## START Input

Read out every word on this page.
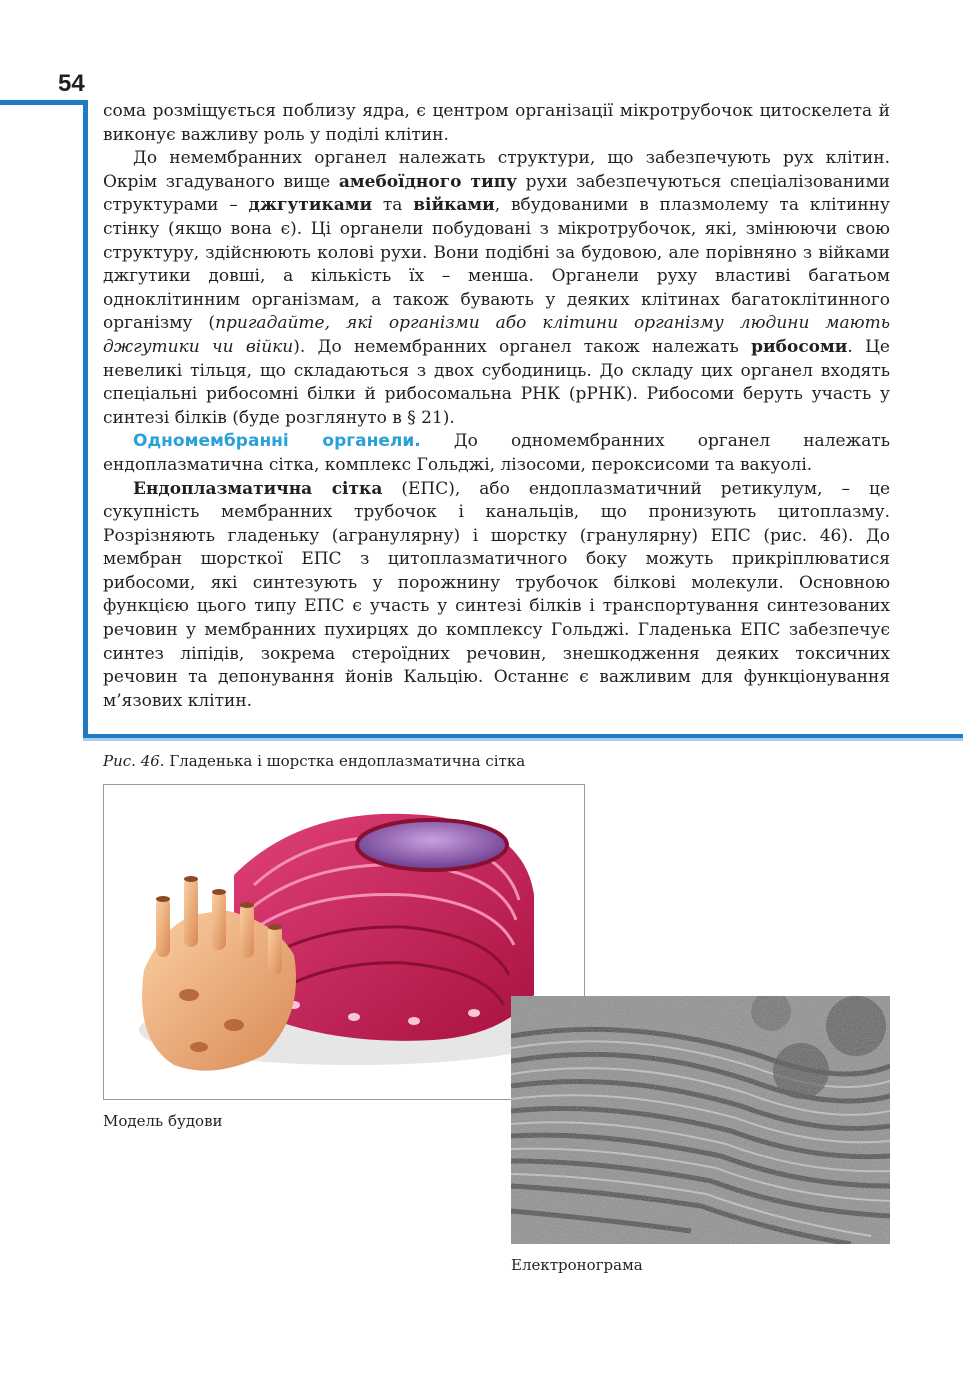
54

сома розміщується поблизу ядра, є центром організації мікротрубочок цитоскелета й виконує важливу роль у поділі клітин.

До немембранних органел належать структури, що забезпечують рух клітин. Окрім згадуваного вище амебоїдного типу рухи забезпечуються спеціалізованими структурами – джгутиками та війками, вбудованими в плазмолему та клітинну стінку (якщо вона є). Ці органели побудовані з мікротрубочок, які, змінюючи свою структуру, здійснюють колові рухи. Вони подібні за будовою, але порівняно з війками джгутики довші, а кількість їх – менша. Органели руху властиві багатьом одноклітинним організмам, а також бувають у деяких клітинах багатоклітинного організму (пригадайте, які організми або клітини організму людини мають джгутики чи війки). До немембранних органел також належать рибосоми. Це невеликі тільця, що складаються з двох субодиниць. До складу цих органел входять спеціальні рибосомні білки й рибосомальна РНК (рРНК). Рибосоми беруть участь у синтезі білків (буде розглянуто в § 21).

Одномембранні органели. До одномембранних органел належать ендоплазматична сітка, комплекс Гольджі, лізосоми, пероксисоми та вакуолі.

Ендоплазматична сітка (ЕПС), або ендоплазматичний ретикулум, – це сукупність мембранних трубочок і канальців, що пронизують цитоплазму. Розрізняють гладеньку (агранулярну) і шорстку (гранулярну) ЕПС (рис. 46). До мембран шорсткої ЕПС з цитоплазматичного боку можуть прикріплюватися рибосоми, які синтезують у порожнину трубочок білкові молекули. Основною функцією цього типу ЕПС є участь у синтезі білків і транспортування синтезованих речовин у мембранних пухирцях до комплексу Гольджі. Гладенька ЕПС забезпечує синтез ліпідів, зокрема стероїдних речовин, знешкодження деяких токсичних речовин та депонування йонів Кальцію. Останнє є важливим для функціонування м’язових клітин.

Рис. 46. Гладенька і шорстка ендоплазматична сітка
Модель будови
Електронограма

## END Input
## START Input

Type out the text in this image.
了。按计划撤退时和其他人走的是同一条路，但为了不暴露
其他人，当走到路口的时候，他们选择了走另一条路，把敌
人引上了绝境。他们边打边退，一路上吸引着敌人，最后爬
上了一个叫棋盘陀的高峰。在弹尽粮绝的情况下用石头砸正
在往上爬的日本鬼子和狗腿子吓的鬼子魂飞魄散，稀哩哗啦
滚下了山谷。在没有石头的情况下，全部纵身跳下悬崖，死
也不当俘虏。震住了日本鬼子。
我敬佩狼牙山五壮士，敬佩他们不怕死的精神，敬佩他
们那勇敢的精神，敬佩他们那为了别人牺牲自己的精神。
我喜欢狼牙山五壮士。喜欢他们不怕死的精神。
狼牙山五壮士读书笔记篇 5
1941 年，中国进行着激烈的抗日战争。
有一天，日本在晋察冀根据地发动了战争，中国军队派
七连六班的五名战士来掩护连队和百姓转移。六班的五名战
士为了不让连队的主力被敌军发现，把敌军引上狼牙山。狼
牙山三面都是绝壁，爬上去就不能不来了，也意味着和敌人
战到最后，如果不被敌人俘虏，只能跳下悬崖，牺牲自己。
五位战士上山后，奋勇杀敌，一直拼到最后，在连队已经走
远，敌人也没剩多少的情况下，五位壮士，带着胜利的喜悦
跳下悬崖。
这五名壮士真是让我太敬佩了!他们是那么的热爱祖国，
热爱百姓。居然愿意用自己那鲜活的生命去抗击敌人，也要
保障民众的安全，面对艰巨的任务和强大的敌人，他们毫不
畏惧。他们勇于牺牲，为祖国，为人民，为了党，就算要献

## END Input

**Given task**:
Check each line of the data above for the string "this" and report only how many lines have it.

**Answer in full**:
2